BEGIN RECORDS SHOWN

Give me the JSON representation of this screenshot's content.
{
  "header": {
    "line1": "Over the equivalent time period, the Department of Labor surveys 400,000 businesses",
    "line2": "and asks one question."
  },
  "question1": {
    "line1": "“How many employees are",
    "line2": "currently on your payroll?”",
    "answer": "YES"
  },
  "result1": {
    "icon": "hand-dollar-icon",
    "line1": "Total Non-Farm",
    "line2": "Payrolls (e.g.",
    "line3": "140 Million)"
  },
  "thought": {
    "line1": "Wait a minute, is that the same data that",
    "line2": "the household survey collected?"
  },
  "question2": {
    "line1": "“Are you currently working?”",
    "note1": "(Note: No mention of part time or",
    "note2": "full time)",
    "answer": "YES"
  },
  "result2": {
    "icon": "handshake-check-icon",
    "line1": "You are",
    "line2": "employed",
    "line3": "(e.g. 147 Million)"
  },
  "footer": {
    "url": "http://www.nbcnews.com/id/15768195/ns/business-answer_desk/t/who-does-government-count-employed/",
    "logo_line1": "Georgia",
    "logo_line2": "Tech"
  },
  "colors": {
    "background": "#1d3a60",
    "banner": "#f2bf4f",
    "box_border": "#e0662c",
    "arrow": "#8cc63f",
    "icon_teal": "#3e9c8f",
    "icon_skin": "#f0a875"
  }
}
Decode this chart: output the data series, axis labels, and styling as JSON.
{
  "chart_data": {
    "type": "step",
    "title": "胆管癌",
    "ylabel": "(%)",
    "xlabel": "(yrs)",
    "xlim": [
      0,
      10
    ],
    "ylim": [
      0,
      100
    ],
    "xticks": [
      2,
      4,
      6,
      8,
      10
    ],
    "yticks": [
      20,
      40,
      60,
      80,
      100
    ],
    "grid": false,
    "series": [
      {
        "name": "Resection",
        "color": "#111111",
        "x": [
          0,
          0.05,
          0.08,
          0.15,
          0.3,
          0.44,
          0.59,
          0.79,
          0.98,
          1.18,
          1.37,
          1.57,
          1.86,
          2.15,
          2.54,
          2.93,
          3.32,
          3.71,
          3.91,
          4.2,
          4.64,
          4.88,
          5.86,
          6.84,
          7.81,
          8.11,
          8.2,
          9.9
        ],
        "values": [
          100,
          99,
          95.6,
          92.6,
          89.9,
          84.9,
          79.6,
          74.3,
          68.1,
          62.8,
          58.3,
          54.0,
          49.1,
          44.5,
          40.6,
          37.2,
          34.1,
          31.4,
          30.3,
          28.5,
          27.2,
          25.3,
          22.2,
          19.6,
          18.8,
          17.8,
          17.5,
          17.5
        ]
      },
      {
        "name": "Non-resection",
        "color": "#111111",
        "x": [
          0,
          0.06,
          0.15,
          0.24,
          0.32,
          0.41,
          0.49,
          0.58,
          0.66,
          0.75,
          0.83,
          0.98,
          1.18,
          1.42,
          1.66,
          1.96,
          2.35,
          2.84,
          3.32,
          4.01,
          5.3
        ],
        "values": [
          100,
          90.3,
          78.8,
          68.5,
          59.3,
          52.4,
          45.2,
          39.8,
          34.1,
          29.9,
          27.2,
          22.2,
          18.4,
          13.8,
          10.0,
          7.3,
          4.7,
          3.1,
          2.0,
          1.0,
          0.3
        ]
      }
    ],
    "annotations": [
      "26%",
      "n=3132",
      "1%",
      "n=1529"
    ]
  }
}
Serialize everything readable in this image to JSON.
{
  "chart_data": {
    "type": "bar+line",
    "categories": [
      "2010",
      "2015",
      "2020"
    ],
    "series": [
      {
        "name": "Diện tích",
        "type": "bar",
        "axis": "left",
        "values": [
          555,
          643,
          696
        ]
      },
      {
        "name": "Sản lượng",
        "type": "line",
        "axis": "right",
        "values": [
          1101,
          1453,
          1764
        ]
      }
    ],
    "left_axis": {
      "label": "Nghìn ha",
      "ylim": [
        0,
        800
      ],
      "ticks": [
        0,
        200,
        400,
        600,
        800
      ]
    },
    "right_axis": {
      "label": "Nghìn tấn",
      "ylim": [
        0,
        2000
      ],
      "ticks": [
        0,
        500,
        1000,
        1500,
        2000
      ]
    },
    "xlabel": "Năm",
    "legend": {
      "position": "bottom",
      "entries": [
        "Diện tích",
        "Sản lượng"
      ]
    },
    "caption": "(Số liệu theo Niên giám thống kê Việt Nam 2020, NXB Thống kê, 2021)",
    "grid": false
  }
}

END RECORDS SHOWN

GIVEN PROBLEM:
Recopy all the lines exactly as they appear.

FINISHED EXERCISE:
Give me the JSON representation of this screenshot's content.
{
  "header": {
    "line1": "Over the equivalent time period, the Department of Labor surveys 400,000 businesses",
    "line2": "and asks one question."
  },
  "question1": {
    "line1": "“How many employees are",
    "line2": "currently on your payroll?”",
    "answer": "YES"
  },
  "result1": {
    "icon": "hand-dollar-icon",
    "line1": "Total Non-Farm",
    "line2": "Payrolls (e.g.",
    "line3": "140 Million)"
  },
  "thought": {
    "line1": "Wait a minute, is that the same data that",
    "line2": "the household survey collected?"
  },
  "question2": {
    "line1": "“Are you currently working?”",
    "note1": "(Note: No mention of part time or",
    "note2": "full time)",
    "answer": "YES"
  },
  "result2": {
    "icon": "handshake-check-icon",
    "line1": "You are",
    "line2": "employed",
    "line3": "(e.g. 147 Million)"
  },
  "footer": {
    "url": "http://www.nbcnews.com/id/15768195/ns/business-answer_desk/t/who-does-government-count-employed/",
    "logo_line1": "Georgia",
    "logo_line2": "Tech"
  },
  "colors": {
    "background": "#1d3a60",
    "banner": "#f2bf4f",
    "box_border": "#e0662c",
    "arrow": "#8cc63f",
    "icon_teal": "#3e9c8f",
    "icon_skin": "#f0a875"
  }
}
Decode this chart: output the data series, axis labels, and styling as JSON.
{
  "chart_data": {
    "type": "step",
    "title": "胆管癌",
    "ylabel": "(%)",
    "xlabel": "(yrs)",
    "xlim": [
      0,
      10
    ],
    "ylim": [
      0,
      100
    ],
    "xticks": [
      2,
      4,
      6,
      8,
      10
    ],
    "yticks": [
      20,
      40,
      60,
      80,
      100
    ],
    "grid": false,
    "series": [
      {
        "name": "Resection",
        "color": "#111111",
        "x": [
          0,
          0.05,
          0.08,
          0.15,
          0.3,
          0.44,
          0.59,
          0.79,
          0.98,
          1.18,
          1.37,
          1.57,
          1.86,
          2.15,
          2.54,
          2.93,
          3.32,
          3.71,
          3.91,
          4.2,
          4.64,
          4.88,
          5.86,
          6.84,
          7.81,
          8.11,
          8.2,
          9.9
        ],
        "values": [
          100,
          99,
          95.6,
          92.6,
          89.9,
          84.9,
          79.6,
          74.3,
          68.1,
          62.8,
          58.3,
          54.0,
          49.1,
          44.5,
          40.6,
          37.2,
          34.1,
          31.4,
          30.3,
          28.5,
          27.2,
          25.3,
          22.2,
          19.6,
          18.8,
          17.8,
          17.5,
          17.5
        ]
      },
      {
        "name": "Non-resection",
        "color": "#111111",
        "x": [
          0,
          0.06,
          0.15,
          0.24,
          0.32,
          0.41,
          0.49,
          0.58,
          0.66,
          0.75,
          0.83,
          0.98,
          1.18,
          1.42,
          1.66,
          1.96,
          2.35,
          2.84,
          3.32,
          4.01,
          5.3
        ],
        "values": [
          100,
          90.3,
          78.8,
          68.5,
          59.3,
          52.4,
          45.2,
          39.8,
          34.1,
          29.9,
          27.2,
          22.2,
          18.4,
          13.8,
          10.0,
          7.3,
          4.7,
          3.1,
          2.0,
          1.0,
          0.3
        ]
      }
    ],
    "annotations": [
      "26%",
      "n=3132",
      "1%",
      "n=1529"
    ]
  }
}
Serialize everything readable in this image to JSON.
{
  "chart_data": {
    "type": "bar+line",
    "categories": [
      "2010",
      "2015",
      "2020"
    ],
    "series": [
      {
        "name": "Diện tích",
        "type": "bar",
        "axis": "left",
        "values": [
          555,
          643,
          696
        ]
      },
      {
        "name": "Sản lượng",
        "type": "line",
        "axis": "right",
        "values": [
          1101,
          1453,
          1764
        ]
      }
    ],
    "left_axis": {
      "label": "Nghìn ha",
      "ylim": [
        0,
        800
      ],
      "ticks": [
        0,
        200,
        400,
        600,
        800
      ]
    },
    "right_axis": {
      "label": "Nghìn tấn",
      "ylim": [
        0,
        2000
      ],
      "ticks": [
        0,
        500,
        1000,
        1500,
        2000
      ]
    },
    "xlabel": "Năm",
    "legend": {
      "position": "bottom",
      "entries": [
        "Diện tích",
        "Sản lượng"
      ]
    },
    "caption": "(Số liệu theo Niên giám thống kê Việt Nam 2020, NXB Thống kê, 2021)",
    "grid": false
  }
}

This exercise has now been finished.